Search the material for the string "court", then return every line where it is found.

(Collected data)
▶
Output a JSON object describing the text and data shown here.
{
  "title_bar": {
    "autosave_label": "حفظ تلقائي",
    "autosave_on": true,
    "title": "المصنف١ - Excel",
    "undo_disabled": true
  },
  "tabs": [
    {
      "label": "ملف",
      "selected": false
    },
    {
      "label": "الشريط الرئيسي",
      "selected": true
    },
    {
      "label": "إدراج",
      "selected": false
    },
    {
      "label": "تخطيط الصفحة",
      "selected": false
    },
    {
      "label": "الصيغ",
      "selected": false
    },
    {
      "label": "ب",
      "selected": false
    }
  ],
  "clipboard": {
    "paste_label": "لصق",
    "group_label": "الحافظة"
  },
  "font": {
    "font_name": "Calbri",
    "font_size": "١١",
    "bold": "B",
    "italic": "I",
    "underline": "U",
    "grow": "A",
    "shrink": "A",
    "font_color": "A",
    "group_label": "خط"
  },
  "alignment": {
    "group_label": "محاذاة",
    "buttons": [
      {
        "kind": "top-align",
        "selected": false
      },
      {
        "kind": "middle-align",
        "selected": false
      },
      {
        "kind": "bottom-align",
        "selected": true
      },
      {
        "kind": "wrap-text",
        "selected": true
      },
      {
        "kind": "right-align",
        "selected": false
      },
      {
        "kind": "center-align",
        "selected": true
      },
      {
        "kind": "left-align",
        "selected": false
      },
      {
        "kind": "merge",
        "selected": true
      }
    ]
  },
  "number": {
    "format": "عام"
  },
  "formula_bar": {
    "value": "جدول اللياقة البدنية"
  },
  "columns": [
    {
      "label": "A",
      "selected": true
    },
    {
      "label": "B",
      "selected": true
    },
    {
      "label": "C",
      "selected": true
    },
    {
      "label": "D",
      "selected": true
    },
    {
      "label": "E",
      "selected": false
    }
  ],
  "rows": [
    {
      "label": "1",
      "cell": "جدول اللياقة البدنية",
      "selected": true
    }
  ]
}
◀
▶
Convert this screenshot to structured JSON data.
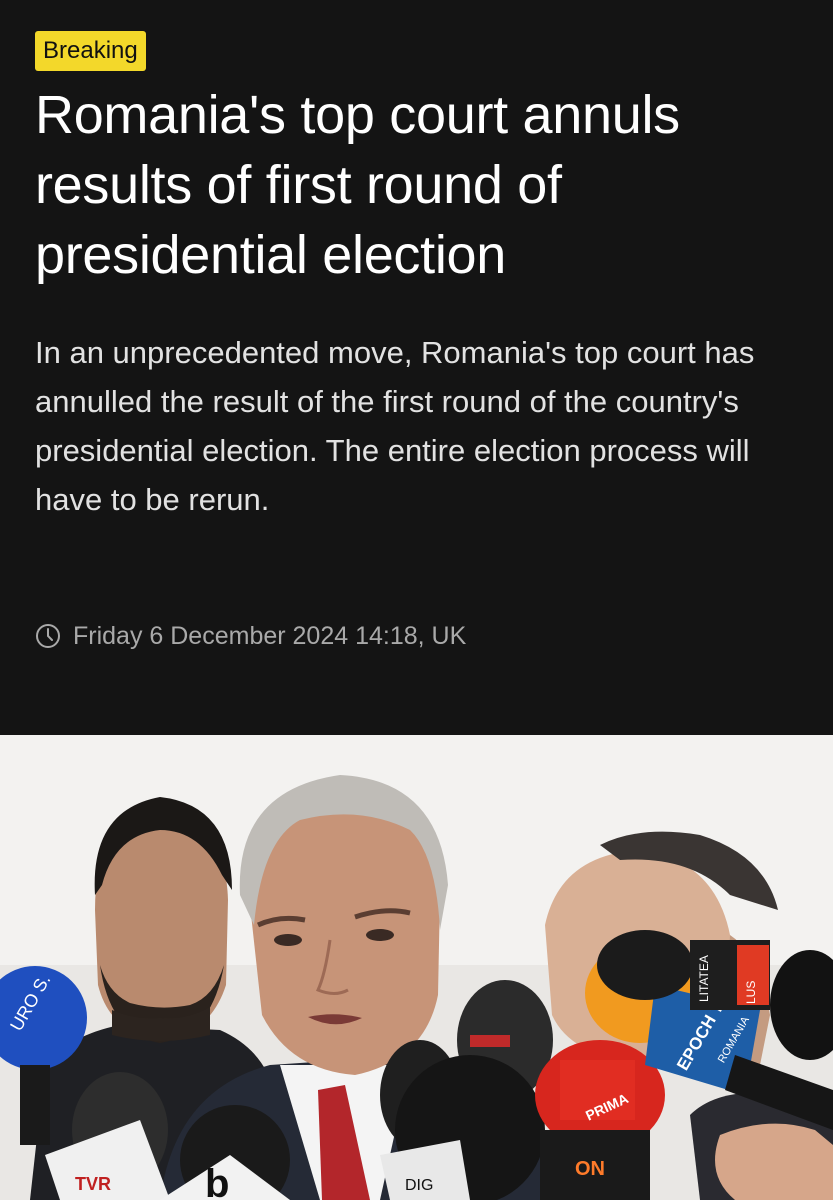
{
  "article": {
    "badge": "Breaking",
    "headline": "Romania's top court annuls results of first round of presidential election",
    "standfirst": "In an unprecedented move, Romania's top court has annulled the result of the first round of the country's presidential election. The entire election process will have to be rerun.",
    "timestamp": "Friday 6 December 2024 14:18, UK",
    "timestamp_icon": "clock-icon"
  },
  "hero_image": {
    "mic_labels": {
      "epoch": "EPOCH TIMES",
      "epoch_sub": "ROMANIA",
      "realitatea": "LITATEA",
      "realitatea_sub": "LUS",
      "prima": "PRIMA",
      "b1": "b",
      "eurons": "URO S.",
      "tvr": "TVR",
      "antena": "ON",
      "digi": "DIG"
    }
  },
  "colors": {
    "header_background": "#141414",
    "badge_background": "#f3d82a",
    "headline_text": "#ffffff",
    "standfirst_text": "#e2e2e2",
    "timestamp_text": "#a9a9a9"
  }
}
◀
▶
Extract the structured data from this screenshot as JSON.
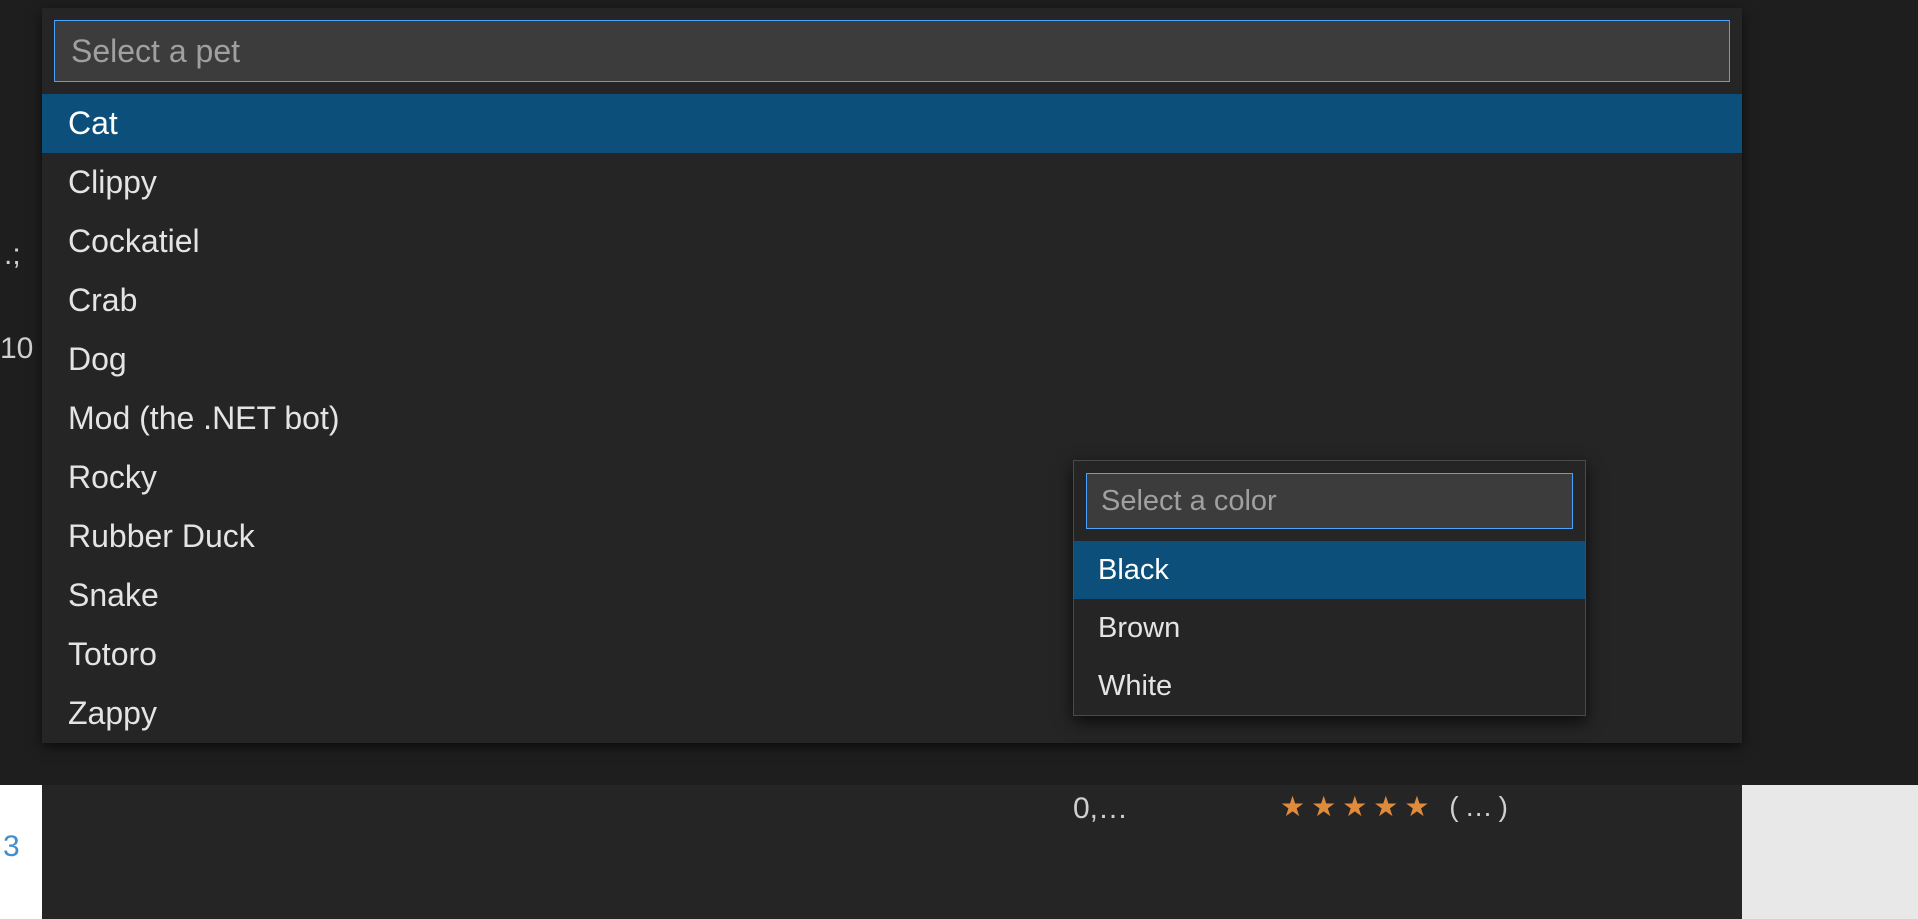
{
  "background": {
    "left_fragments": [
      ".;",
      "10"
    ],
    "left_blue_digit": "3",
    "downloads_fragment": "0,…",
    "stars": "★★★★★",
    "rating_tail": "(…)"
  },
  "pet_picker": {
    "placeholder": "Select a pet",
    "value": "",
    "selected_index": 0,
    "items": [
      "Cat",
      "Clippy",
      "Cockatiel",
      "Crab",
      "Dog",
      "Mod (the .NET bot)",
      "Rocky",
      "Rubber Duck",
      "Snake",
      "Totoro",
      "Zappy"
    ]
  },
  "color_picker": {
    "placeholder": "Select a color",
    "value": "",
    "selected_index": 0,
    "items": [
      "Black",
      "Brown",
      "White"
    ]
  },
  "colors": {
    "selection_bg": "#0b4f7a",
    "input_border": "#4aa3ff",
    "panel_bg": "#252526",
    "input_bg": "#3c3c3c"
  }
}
◀
Output –
    "headline": "Romania's top court annuls results of first round of presidential election",
    "standfirst": "In an unprecedented move, Romania's top court has annulled the result of the first round of the country's presidential election. The entire election process will have to be rerun.",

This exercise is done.